Exercise directions:
Repeat the whole of the data, keeping every detail the same.

◆ ◆ ◆

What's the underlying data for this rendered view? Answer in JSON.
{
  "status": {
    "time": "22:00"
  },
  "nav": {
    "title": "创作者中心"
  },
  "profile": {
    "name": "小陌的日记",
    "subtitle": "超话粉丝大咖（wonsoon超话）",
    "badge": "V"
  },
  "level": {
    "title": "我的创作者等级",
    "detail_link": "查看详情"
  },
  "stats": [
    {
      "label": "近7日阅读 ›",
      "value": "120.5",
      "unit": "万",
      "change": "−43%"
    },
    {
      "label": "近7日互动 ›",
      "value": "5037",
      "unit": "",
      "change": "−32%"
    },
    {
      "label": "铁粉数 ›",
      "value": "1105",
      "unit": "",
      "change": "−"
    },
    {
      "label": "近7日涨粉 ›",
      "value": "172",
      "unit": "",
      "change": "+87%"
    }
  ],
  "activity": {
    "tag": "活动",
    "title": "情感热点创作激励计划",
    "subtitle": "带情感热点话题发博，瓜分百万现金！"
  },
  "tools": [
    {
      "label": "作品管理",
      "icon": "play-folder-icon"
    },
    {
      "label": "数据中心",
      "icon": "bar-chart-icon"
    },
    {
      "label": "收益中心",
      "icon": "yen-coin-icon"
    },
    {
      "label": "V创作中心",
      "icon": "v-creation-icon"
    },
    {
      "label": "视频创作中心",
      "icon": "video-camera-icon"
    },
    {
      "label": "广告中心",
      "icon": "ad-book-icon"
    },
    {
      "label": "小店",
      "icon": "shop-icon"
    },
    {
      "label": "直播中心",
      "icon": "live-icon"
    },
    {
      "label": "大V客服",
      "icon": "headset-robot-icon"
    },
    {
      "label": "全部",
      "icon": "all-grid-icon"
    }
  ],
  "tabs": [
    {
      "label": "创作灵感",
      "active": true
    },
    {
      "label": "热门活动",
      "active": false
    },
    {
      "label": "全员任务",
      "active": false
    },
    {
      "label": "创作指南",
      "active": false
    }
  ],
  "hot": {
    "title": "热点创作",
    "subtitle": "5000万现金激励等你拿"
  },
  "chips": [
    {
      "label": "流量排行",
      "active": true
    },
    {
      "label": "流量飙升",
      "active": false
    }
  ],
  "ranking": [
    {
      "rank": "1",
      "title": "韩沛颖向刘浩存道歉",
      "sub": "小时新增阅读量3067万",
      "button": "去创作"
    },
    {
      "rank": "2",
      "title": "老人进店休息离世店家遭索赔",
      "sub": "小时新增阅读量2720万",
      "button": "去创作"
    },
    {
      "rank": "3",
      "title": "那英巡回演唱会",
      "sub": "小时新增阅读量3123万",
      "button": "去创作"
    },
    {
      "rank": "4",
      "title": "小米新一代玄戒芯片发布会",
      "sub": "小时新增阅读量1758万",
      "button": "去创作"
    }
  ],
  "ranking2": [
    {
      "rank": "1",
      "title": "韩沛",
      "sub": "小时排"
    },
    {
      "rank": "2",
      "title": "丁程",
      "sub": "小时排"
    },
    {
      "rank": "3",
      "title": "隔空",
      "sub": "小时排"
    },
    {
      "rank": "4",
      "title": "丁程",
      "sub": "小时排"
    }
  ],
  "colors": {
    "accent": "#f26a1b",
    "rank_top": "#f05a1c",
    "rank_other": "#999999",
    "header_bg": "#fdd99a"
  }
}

◆ ◆ ◆

Response to this task:
What's the underlying data for this rendered view? Answer in JSON.
{
  "status": {
    "time": "22:00"
  },
  "nav": {
    "title": "创作者中心"
  },
  "profile": {
    "name": "小陌的日记",
    "subtitle": "超话粉丝大咖（wonsoon超话）",
    "badge": "V"
  },
  "level": {
    "title": "我的创作者等级",
    "detail_link": "查看详情"
  },
  "stats": [
    {
      "label": "近7日阅读 ›",
      "value": "120.5",
      "unit": "万",
      "change": "−43%"
    },
    {
      "label": "近7日互动 ›",
      "value": "5037",
      "unit": "",
      "change": "−32%"
    },
    {
      "label": "铁粉数 ›",
      "value": "1105",
      "unit": "",
      "change": "−"
    },
    {
      "label": "近7日涨粉 ›",
      "value": "172",
      "unit": "",
      "change": "+87%"
    }
  ],
  "activity": {
    "tag": "活动",
    "title": "情感热点创作激励计划",
    "subtitle": "带情感热点话题发博，瓜分百万现金！"
  },
  "tools": [
    {
      "label": "作品管理",
      "icon": "play-folder-icon"
    },
    {
      "label": "数据中心",
      "icon": "bar-chart-icon"
    },
    {
      "label": "收益中心",
      "icon": "yen-coin-icon"
    },
    {
      "label": "V创作中心",
      "icon": "v-creation-icon"
    },
    {
      "label": "视频创作中心",
      "icon": "video-camera-icon"
    },
    {
      "label": "广告中心",
      "icon": "ad-book-icon"
    },
    {
      "label": "小店",
      "icon": "shop-icon"
    },
    {
      "label": "直播中心",
      "icon": "live-icon"
    },
    {
      "label": "大V客服",
      "icon": "headset-robot-icon"
    },
    {
      "label": "全部",
      "icon": "all-grid-icon"
    }
  ],
  "tabs": [
    {
      "label": "创作灵感",
      "active": true
    },
    {
      "label": "热门活动",
      "active": false
    },
    {
      "label": "全员任务",
      "active": false
    },
    {
      "label": "创作指南",
      "active": false
    }
  ],
  "hot": {
    "title": "热点创作",
    "subtitle": "5000万现金激励等你拿"
  },
  "chips": [
    {
      "label": "流量排行",
      "active": true
    },
    {
      "label": "流量飙升",
      "active": false
    }
  ],
  "ranking": [
    {
      "rank": "1",
      "title": "韩沛颖向刘浩存道歉",
      "sub": "小时新增阅读量3067万",
      "button": "去创作"
    },
    {
      "rank": "2",
      "title": "老人进店休息离世店家遭索赔",
      "sub": "小时新增阅读量2720万",
      "button": "去创作"
    },
    {
      "rank": "3",
      "title": "那英巡回演唱会",
      "sub": "小时新增阅读量3123万",
      "button": "去创作"
    },
    {
      "rank": "4",
      "title": "小米新一代玄戒芯片发布会",
      "sub": "小时新增阅读量1758万",
      "button": "去创作"
    }
  ],
  "ranking2": [
    {
      "rank": "1",
      "title": "韩沛",
      "sub": "小时排"
    },
    {
      "rank": "2",
      "title": "丁程",
      "sub": "小时排"
    },
    {
      "rank": "3",
      "title": "隔空",
      "sub": "小时排"
    },
    {
      "rank": "4",
      "title": "丁程",
      "sub": "小时排"
    }
  ],
  "colors": {
    "accent": "#f26a1b",
    "rank_top": "#f05a1c",
    "rank_other": "#999999",
    "header_bg": "#fdd99a"
  }
}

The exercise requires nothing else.